→ **WORK REQUIRED**
Print every entry, word for word, and skip the images.

→ **TASK INPUTS**
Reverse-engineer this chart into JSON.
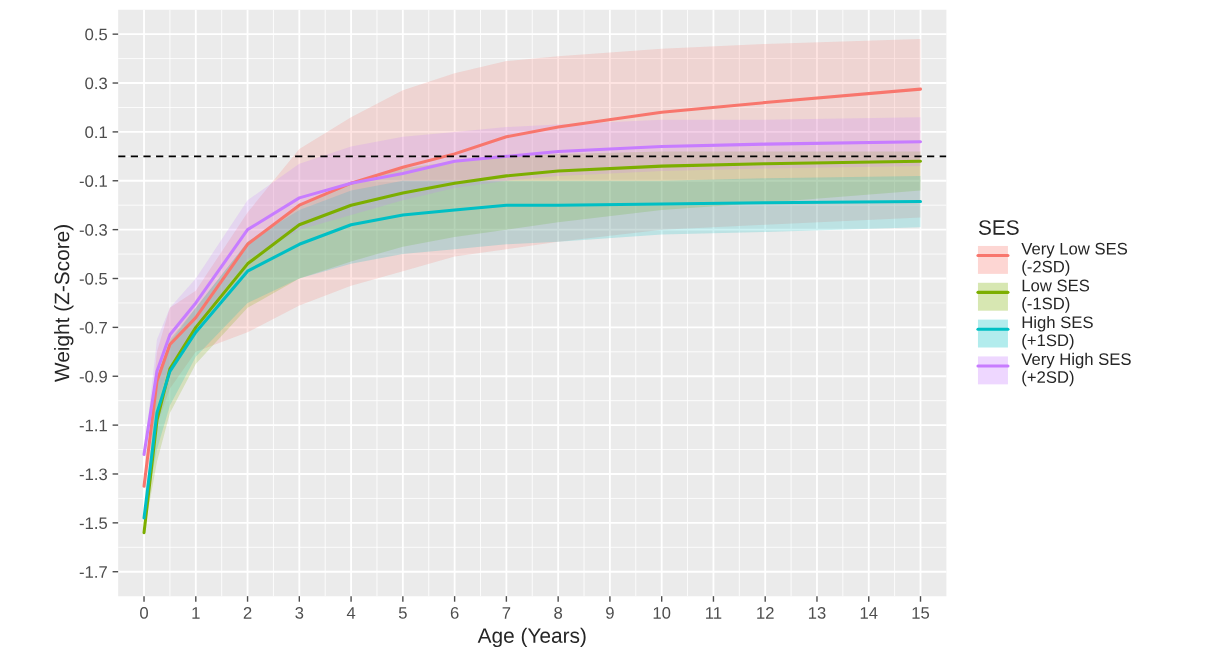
{
  "chart_data": {
    "type": "line",
    "xlabel": "Age (Years)",
    "ylabel": "Weight (Z-Score)",
    "legend_title": "SES",
    "legend": "right",
    "x": [
      0,
      0.25,
      0.5,
      1,
      2,
      3,
      4,
      5,
      6,
      7,
      8,
      10,
      12,
      15
    ],
    "series": [
      {
        "name": "Very Low SES\n(-2SD)",
        "color": "#f8766d",
        "values": [
          -1.35,
          -0.92,
          -0.77,
          -0.66,
          -0.36,
          -0.2,
          -0.11,
          -0.045,
          0.01,
          0.08,
          0.12,
          0.18,
          0.22,
          0.275
        ],
        "lower": [
          -1.35,
          -1.1,
          -0.95,
          -0.8,
          -0.72,
          -0.61,
          -0.53,
          -0.47,
          -0.41,
          -0.38,
          -0.35,
          -0.3,
          -0.28,
          -0.25
        ],
        "upper": [
          -1.35,
          -0.8,
          -0.62,
          -0.55,
          -0.23,
          0.03,
          0.16,
          0.27,
          0.34,
          0.39,
          0.41,
          0.44,
          0.46,
          0.48
        ]
      },
      {
        "name": "Low SES\n(-1SD)",
        "color": "#7cae00",
        "values": [
          -1.54,
          -1.08,
          -0.87,
          -0.7,
          -0.44,
          -0.28,
          -0.2,
          -0.15,
          -0.11,
          -0.08,
          -0.06,
          -0.04,
          -0.03,
          -0.02
        ],
        "lower": [
          -1.54,
          -1.25,
          -1.05,
          -0.85,
          -0.62,
          -0.5,
          -0.43,
          -0.37,
          -0.33,
          -0.3,
          -0.27,
          -0.22,
          -0.19,
          -0.14
        ],
        "upper": [
          -1.54,
          -0.9,
          -0.75,
          -0.62,
          -0.35,
          -0.2,
          -0.11,
          -0.05,
          -0.02,
          0.0,
          0.01,
          0.02,
          0.02,
          0.02
        ]
      },
      {
        "name": "High SES\n(+1SD)",
        "color": "#00bfc4",
        "values": [
          -1.48,
          -1.05,
          -0.88,
          -0.72,
          -0.47,
          -0.36,
          -0.28,
          -0.24,
          -0.22,
          -0.2,
          -0.2,
          -0.195,
          -0.19,
          -0.185
        ],
        "lower": [
          -1.48,
          -1.2,
          -1.02,
          -0.82,
          -0.6,
          -0.5,
          -0.44,
          -0.4,
          -0.38,
          -0.36,
          -0.35,
          -0.32,
          -0.31,
          -0.29
        ],
        "upper": [
          -1.48,
          -0.92,
          -0.76,
          -0.62,
          -0.35,
          -0.22,
          -0.14,
          -0.1,
          -0.1,
          -0.1,
          -0.1,
          -0.1,
          -0.09,
          -0.08
        ]
      },
      {
        "name": "Very High SES\n(+2SD)",
        "color": "#c77cff",
        "values": [
          -1.22,
          -0.88,
          -0.73,
          -0.6,
          -0.3,
          -0.17,
          -0.11,
          -0.07,
          -0.02,
          0.0,
          0.02,
          0.04,
          0.05,
          0.06
        ],
        "lower": [
          -1.22,
          -1.0,
          -0.85,
          -0.7,
          -0.42,
          -0.3,
          -0.24,
          -0.18,
          -0.13,
          -0.1,
          -0.08,
          -0.06,
          -0.05,
          -0.04
        ],
        "upper": [
          -1.22,
          -0.75,
          -0.62,
          -0.5,
          -0.18,
          -0.03,
          0.04,
          0.08,
          0.1,
          0.12,
          0.13,
          0.15,
          0.15,
          0.16
        ]
      }
    ],
    "ref_lines": [
      {
        "axis": "y",
        "value": 0,
        "color": "#000000",
        "line_style": "dashed"
      }
    ],
    "xlim": [
      -0.5,
      15.5
    ],
    "ylim": [
      -1.8,
      0.6
    ],
    "xticks": [
      0,
      1,
      2,
      3,
      4,
      5,
      6,
      7,
      8,
      9,
      10,
      11,
      12,
      13,
      14,
      15
    ],
    "yticks": [
      {
        "value": -1.7,
        "label": "-1.7"
      },
      {
        "value": -1.5,
        "label": "-1.5"
      },
      {
        "value": -1.3,
        "label": "-1.3"
      },
      {
        "value": -1.1,
        "label": "-1.1"
      },
      {
        "value": -0.9,
        "label": "-0.9"
      },
      {
        "value": -0.7,
        "label": "-0.7"
      },
      {
        "value": -0.5,
        "label": "-0.5"
      },
      {
        "value": -0.3,
        "label": "-0.3"
      },
      {
        "value": -0.1,
        "label": "-0.1"
      },
      0.1,
      0.3,
      0.5
    ],
    "grid": true,
    "line_style": "solid"
  }
}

→ **TASK RESPONSE**
Reverse-engineer this chart into JSON.
{
  "chart_data": {
    "type": "line",
    "xlabel": "Age (Years)",
    "ylabel": "Weight (Z-Score)",
    "legend_title": "SES",
    "legend": "right",
    "x": [
      0,
      0.25,
      0.5,
      1,
      2,
      3,
      4,
      5,
      6,
      7,
      8,
      10,
      12,
      15
    ],
    "series": [
      {
        "name": "Very Low SES\n(-2SD)",
        "color": "#f8766d",
        "values": [
          -1.35,
          -0.92,
          -0.77,
          -0.66,
          -0.36,
          -0.2,
          -0.11,
          -0.045,
          0.01,
          0.08,
          0.12,
          0.18,
          0.22,
          0.275
        ],
        "lower": [
          -1.35,
          -1.1,
          -0.95,
          -0.8,
          -0.72,
          -0.61,
          -0.53,
          -0.47,
          -0.41,
          -0.38,
          -0.35,
          -0.3,
          -0.28,
          -0.25
        ],
        "upper": [
          -1.35,
          -0.8,
          -0.62,
          -0.55,
          -0.23,
          0.03,
          0.16,
          0.27,
          0.34,
          0.39,
          0.41,
          0.44,
          0.46,
          0.48
        ]
      },
      {
        "name": "Low SES\n(-1SD)",
        "color": "#7cae00",
        "values": [
          -1.54,
          -1.08,
          -0.87,
          -0.7,
          -0.44,
          -0.28,
          -0.2,
          -0.15,
          -0.11,
          -0.08,
          -0.06,
          -0.04,
          -0.03,
          -0.02
        ],
        "lower": [
          -1.54,
          -1.25,
          -1.05,
          -0.85,
          -0.62,
          -0.5,
          -0.43,
          -0.37,
          -0.33,
          -0.3,
          -0.27,
          -0.22,
          -0.19,
          -0.14
        ],
        "upper": [
          -1.54,
          -0.9,
          -0.75,
          -0.62,
          -0.35,
          -0.2,
          -0.11,
          -0.05,
          -0.02,
          0.0,
          0.01,
          0.02,
          0.02,
          0.02
        ]
      },
      {
        "name": "High SES\n(+1SD)",
        "color": "#00bfc4",
        "values": [
          -1.48,
          -1.05,
          -0.88,
          -0.72,
          -0.47,
          -0.36,
          -0.28,
          -0.24,
          -0.22,
          -0.2,
          -0.2,
          -0.195,
          -0.19,
          -0.185
        ],
        "lower": [
          -1.48,
          -1.2,
          -1.02,
          -0.82,
          -0.6,
          -0.5,
          -0.44,
          -0.4,
          -0.38,
          -0.36,
          -0.35,
          -0.32,
          -0.31,
          -0.29
        ],
        "upper": [
          -1.48,
          -0.92,
          -0.76,
          -0.62,
          -0.35,
          -0.22,
          -0.14,
          -0.1,
          -0.1,
          -0.1,
          -0.1,
          -0.1,
          -0.09,
          -0.08
        ]
      },
      {
        "name": "Very High SES\n(+2SD)",
        "color": "#c77cff",
        "values": [
          -1.22,
          -0.88,
          -0.73,
          -0.6,
          -0.3,
          -0.17,
          -0.11,
          -0.07,
          -0.02,
          0.0,
          0.02,
          0.04,
          0.05,
          0.06
        ],
        "lower": [
          -1.22,
          -1.0,
          -0.85,
          -0.7,
          -0.42,
          -0.3,
          -0.24,
          -0.18,
          -0.13,
          -0.1,
          -0.08,
          -0.06,
          -0.05,
          -0.04
        ],
        "upper": [
          -1.22,
          -0.75,
          -0.62,
          -0.5,
          -0.18,
          -0.03,
          0.04,
          0.08,
          0.1,
          0.12,
          0.13,
          0.15,
          0.15,
          0.16
        ]
      }
    ],
    "ref_lines": [
      {
        "axis": "y",
        "value": 0,
        "color": "#000000",
        "line_style": "dashed"
      }
    ],
    "xlim": [
      -0.5,
      15.5
    ],
    "ylim": [
      -1.8,
      0.6
    ],
    "xticks": [
      0,
      1,
      2,
      3,
      4,
      5,
      6,
      7,
      8,
      9,
      10,
      11,
      12,
      13,
      14,
      15
    ],
    "yticks": [
      {
        "value": -1.7,
        "label": "-1.7"
      },
      {
        "value": -1.5,
        "label": "-1.5"
      },
      {
        "value": -1.3,
        "label": "-1.3"
      },
      {
        "value": -1.1,
        "label": "-1.1"
      },
      {
        "value": -0.9,
        "label": "-0.9"
      },
      {
        "value": -0.7,
        "label": "-0.7"
      },
      {
        "value": -0.5,
        "label": "-0.5"
      },
      {
        "value": -0.3,
        "label": "-0.3"
      },
      {
        "value": -0.1,
        "label": "-0.1"
      },
      0.1,
      0.3,
      0.5
    ],
    "grid": true,
    "line_style": "solid"
  }
}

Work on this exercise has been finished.